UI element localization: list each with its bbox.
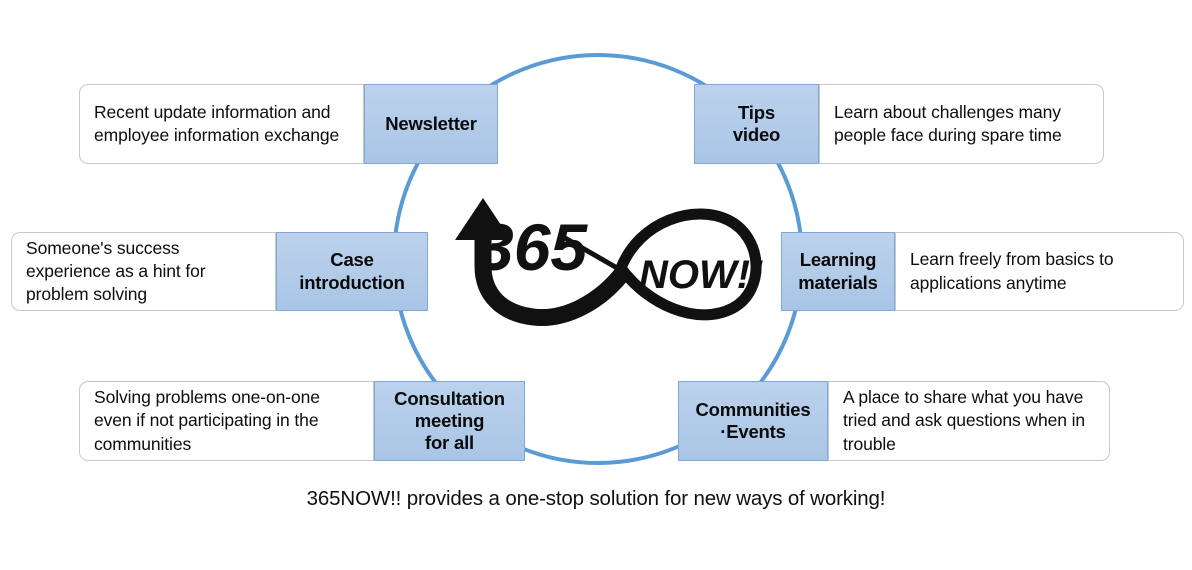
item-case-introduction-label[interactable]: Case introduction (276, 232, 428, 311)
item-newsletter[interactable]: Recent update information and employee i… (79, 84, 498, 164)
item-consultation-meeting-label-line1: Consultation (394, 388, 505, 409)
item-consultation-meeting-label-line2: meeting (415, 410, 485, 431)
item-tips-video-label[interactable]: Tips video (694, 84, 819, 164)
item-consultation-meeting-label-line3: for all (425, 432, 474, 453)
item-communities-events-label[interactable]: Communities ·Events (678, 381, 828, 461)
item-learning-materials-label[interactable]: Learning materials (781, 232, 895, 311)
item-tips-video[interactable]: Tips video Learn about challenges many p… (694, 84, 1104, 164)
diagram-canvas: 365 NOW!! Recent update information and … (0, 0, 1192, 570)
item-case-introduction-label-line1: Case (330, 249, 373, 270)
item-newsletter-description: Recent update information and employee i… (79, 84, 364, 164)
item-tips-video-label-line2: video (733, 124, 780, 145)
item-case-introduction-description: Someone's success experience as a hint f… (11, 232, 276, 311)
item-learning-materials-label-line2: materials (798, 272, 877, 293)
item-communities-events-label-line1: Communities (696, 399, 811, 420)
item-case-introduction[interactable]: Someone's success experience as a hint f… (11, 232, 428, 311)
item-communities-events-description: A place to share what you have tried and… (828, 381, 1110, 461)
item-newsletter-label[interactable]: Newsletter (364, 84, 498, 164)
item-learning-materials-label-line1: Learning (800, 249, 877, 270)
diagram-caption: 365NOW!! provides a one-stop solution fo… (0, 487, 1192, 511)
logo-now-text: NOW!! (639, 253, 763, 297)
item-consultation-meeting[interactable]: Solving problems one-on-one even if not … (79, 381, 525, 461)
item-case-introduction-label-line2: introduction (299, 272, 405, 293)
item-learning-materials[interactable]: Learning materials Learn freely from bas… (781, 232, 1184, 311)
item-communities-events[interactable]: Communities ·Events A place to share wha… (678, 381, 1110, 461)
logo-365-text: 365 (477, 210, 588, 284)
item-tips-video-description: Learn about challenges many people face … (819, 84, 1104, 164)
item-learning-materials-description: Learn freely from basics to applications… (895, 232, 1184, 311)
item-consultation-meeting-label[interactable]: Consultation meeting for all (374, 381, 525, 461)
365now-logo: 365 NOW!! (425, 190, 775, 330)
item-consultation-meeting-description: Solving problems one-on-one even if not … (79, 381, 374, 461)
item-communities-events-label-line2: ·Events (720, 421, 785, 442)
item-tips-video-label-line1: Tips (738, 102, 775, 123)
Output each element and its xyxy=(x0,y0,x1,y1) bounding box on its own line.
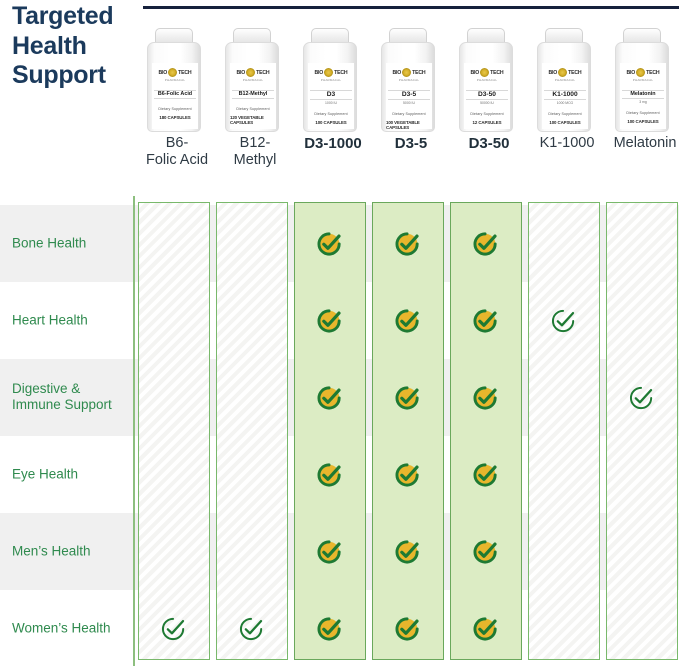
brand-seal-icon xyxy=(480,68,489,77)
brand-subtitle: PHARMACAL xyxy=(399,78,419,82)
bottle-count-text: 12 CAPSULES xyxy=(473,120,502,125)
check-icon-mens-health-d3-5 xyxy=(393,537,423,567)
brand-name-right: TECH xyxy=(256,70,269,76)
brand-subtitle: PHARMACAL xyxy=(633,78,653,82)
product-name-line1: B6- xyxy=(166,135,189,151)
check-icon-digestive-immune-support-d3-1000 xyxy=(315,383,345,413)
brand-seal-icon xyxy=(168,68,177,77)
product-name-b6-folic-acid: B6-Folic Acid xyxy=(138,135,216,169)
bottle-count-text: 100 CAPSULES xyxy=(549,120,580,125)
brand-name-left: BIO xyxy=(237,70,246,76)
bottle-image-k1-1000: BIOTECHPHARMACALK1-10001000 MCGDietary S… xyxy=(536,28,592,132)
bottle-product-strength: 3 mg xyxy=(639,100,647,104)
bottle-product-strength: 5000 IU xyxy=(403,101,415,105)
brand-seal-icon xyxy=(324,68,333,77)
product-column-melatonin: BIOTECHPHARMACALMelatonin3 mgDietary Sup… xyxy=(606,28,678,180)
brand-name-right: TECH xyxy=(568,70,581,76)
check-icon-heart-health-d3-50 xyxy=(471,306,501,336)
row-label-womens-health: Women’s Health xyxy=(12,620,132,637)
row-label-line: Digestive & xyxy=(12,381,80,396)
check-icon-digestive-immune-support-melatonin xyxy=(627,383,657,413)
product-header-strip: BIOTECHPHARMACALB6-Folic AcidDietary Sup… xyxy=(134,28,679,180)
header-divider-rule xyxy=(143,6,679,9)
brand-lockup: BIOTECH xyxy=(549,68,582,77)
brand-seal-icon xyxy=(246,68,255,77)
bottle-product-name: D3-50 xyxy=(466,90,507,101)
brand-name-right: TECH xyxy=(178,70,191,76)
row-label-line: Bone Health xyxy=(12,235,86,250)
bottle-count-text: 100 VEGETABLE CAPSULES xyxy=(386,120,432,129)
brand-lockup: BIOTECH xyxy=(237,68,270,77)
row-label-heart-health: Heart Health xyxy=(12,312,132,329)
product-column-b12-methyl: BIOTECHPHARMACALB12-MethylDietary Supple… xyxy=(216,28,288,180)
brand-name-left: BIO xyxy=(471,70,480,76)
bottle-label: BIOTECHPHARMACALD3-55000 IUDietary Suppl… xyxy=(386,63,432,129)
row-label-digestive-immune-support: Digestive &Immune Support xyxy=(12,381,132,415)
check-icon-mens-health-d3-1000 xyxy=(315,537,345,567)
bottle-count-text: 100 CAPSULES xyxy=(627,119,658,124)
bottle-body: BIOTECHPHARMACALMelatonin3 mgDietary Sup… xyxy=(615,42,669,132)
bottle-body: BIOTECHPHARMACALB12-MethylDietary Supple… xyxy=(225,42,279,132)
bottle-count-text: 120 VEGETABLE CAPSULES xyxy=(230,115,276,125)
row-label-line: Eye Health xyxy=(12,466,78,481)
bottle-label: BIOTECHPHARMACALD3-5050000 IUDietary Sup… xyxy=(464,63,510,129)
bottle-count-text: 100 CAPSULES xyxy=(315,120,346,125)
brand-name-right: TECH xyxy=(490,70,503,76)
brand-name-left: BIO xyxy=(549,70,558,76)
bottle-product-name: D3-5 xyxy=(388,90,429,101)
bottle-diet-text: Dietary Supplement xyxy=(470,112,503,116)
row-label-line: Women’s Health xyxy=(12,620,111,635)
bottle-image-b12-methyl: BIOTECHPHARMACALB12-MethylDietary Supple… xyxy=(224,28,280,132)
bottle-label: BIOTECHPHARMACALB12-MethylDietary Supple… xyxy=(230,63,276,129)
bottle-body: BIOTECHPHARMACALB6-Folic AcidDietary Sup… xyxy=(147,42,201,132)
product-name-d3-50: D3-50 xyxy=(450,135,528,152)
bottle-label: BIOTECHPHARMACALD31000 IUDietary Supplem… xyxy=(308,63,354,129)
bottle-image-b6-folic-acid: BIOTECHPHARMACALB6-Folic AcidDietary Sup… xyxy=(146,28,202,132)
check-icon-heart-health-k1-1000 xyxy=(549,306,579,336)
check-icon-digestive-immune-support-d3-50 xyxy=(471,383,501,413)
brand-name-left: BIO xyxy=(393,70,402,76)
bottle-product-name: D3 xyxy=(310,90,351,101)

_ _ _

_TASK:_ Reproduce every line of the listing above word for word, leaving out the pictures.

_ANSWER IN FULL:_
UI element localization: list each with its bbox.
item-case-introduction-label[interactable]: Case introduction (276, 232, 428, 311)
item-newsletter[interactable]: Recent update information and employee i… (79, 84, 498, 164)
item-consultation-meeting-label-line1: Consultation (394, 388, 505, 409)
item-consultation-meeting-label-line2: meeting (415, 410, 485, 431)
item-tips-video-label[interactable]: Tips video (694, 84, 819, 164)
item-consultation-meeting-label-line3: for all (425, 432, 474, 453)
item-communities-events-label[interactable]: Communities ·Events (678, 381, 828, 461)
item-learning-materials-label[interactable]: Learning materials (781, 232, 895, 311)
item-tips-video[interactable]: Tips video Learn about challenges many p… (694, 84, 1104, 164)
diagram-canvas: 365 NOW!! Recent update information and … (0, 0, 1192, 570)
item-case-introduction-label-line1: Case (330, 249, 373, 270)
item-newsletter-description: Recent update information and employee i… (79, 84, 364, 164)
item-tips-video-label-line2: video (733, 124, 780, 145)
item-case-introduction-description: Someone's success experience as a hint f… (11, 232, 276, 311)
item-learning-materials-label-line2: materials (798, 272, 877, 293)
item-communities-events-label-line1: Communities (696, 399, 811, 420)
item-case-introduction[interactable]: Someone's success experience as a hint f… (11, 232, 428, 311)
item-communities-events-description: A place to share what you have tried and… (828, 381, 1110, 461)
item-newsletter-label[interactable]: Newsletter (364, 84, 498, 164)
item-learning-materials-label-line1: Learning (800, 249, 877, 270)
diagram-caption: 365NOW!! provides a one-stop solution fo… (0, 487, 1192, 511)
logo-now-text: NOW!! (639, 253, 763, 297)
item-consultation-meeting[interactable]: Solving problems one-on-one even if not … (79, 381, 525, 461)
item-case-introduction-label-line2: introduction (299, 272, 405, 293)
item-learning-materials[interactable]: Learning materials Learn freely from bas… (781, 232, 1184, 311)
item-communities-events[interactable]: Communities ·Events A place to share wha… (678, 381, 1110, 461)
logo-365-text: 365 (477, 210, 588, 284)
item-tips-video-description: Learn about challenges many people face … (819, 84, 1104, 164)
item-learning-materials-description: Learn freely from basics to applications… (895, 232, 1184, 311)
item-consultation-meeting-label[interactable]: Consultation meeting for all (374, 381, 525, 461)
365now-logo: 365 NOW!! (425, 190, 775, 330)
item-consultation-meeting-description: Solving problems one-on-one even if not … (79, 381, 374, 461)
item-communities-events-label-line2: ·Events (720, 421, 785, 442)
item-tips-video-label-line1: Tips (738, 102, 775, 123)
Output each element and its xyxy=(x0,y0,x1,y1) bounding box on its own line.
brand-seal-icon xyxy=(480,68,489,77)
brand-subtitle: PHARMACAL xyxy=(399,78,419,82)
bottle-count-text: 12 CAPSULES xyxy=(473,120,502,125)
check-icon-mens-health-d3-5 xyxy=(393,537,423,567)
brand-name-right: TECH xyxy=(256,70,269,76)
brand-subtitle: PHARMACAL xyxy=(633,78,653,82)
product-name-line1: B6- xyxy=(166,135,189,151)
check-icon-digestive-immune-support-d3-1000 xyxy=(315,383,345,413)
brand-seal-icon xyxy=(168,68,177,77)
product-name-b6-folic-acid: B6-Folic Acid xyxy=(138,135,216,169)
bottle-count-text: 100 CAPSULES xyxy=(549,120,580,125)
brand-name-left: BIO xyxy=(237,70,246,76)
bottle-image-k1-1000: BIOTECHPHARMACALK1-10001000 MCGDietary S… xyxy=(536,28,592,132)
bottle-product-strength: 3 mg xyxy=(639,100,647,104)
bottle-product-strength: 5000 IU xyxy=(403,101,415,105)
brand-seal-icon xyxy=(324,68,333,77)
product-column-melatonin: BIOTECHPHARMACALMelatonin3 mgDietary Sup… xyxy=(606,28,678,180)
brand-name-right: TECH xyxy=(568,70,581,76)
check-icon-heart-health-d3-50 xyxy=(471,306,501,336)
row-label-womens-health: Women’s Health xyxy=(12,620,132,637)
row-label-line: Digestive & xyxy=(12,381,80,396)
check-icon-digestive-immune-support-melatonin xyxy=(627,383,657,413)
product-header-strip: BIOTECHPHARMACALB6-Folic AcidDietary Sup… xyxy=(134,28,679,180)
header-divider-rule xyxy=(143,6,679,9)
brand-lockup: BIOTECH xyxy=(549,68,582,77)
brand-seal-icon xyxy=(246,68,255,77)
bottle-product-name: D3-50 xyxy=(466,90,507,101)
brand-name-right: TECH xyxy=(178,70,191,76)
row-label-line: Bone Health xyxy=(12,235,86,250)
bottle-count-text: 100 VEGETABLE CAPSULES xyxy=(386,120,432,129)
brand-lockup: BIOTECH xyxy=(237,68,270,77)
row-label-heart-health: Heart Health xyxy=(12,312,132,329)
product-column-b12-methyl: BIOTECHPHARMACALB12-MethylDietary Supple… xyxy=(216,28,288,180)
brand-name-left: BIO xyxy=(471,70,480,76)
bottle-label: BIOTECHPHARMACALD3-55000 IUDietary Suppl… xyxy=(386,63,432,129)
row-label-digestive-immune-support: Digestive &Immune Support xyxy=(12,381,132,415)
check-icon-mens-health-d3-1000 xyxy=(315,537,345,567)
bottle-count-text: 100 CAPSULES xyxy=(627,119,658,124)
bottle-body: BIOTECHPHARMACALMelatonin3 mgDietary Sup… xyxy=(615,42,669,132)
bottle-body: BIOTECHPHARMACALB12-MethylDietary Supple… xyxy=(225,42,279,132)
bottle-count-text: 120 VEGETABLE CAPSULES xyxy=(230,115,276,125)
row-label-line: Eye Health xyxy=(12,466,78,481)
bottle-label: BIOTECHPHARMACALD3-5050000 IUDietary Sup… xyxy=(464,63,510,129)
bottle-count-text: 100 CAPSULES xyxy=(315,120,346,125)
brand-name-right: TECH xyxy=(490,70,503,76)
brand-name-left: BIO xyxy=(549,70,558,76)
bottle-product-name: D3-5 xyxy=(388,90,429,101)
bottle-diet-text: Dietary Supplement xyxy=(470,112,503,116)
row-label-line: Women’s Health xyxy=(12,620,111,635)
bottle-image-b12-methyl: BIOTECHPHARMACALB12-MethylDietary Supple… xyxy=(224,28,280,132)
bottle-label: BIOTECHPHARMACALB12-MethylDietary Supple… xyxy=(230,63,276,129)
bottle-body: BIOTECHPHARMACALB6-Folic AcidDietary Sup… xyxy=(147,42,201,132)
product-name-d3-50: D3-50 xyxy=(450,135,528,152)
bottle-label: BIOTECHPHARMACALD31000 IUDietary Supplem… xyxy=(308,63,354,129)
bottle-image-b6-folic-acid: BIOTECHPHARMACALB6-Folic AcidDietary Sup… xyxy=(146,28,202,132)
check-icon-heart-health-k1-1000 xyxy=(549,306,579,336)
check-icon-digestive-immune-support-d3-50 xyxy=(471,383,501,413)
brand-name-left: BIO xyxy=(393,70,402,76)
bottle-product-name: D3 xyxy=(310,90,351,101)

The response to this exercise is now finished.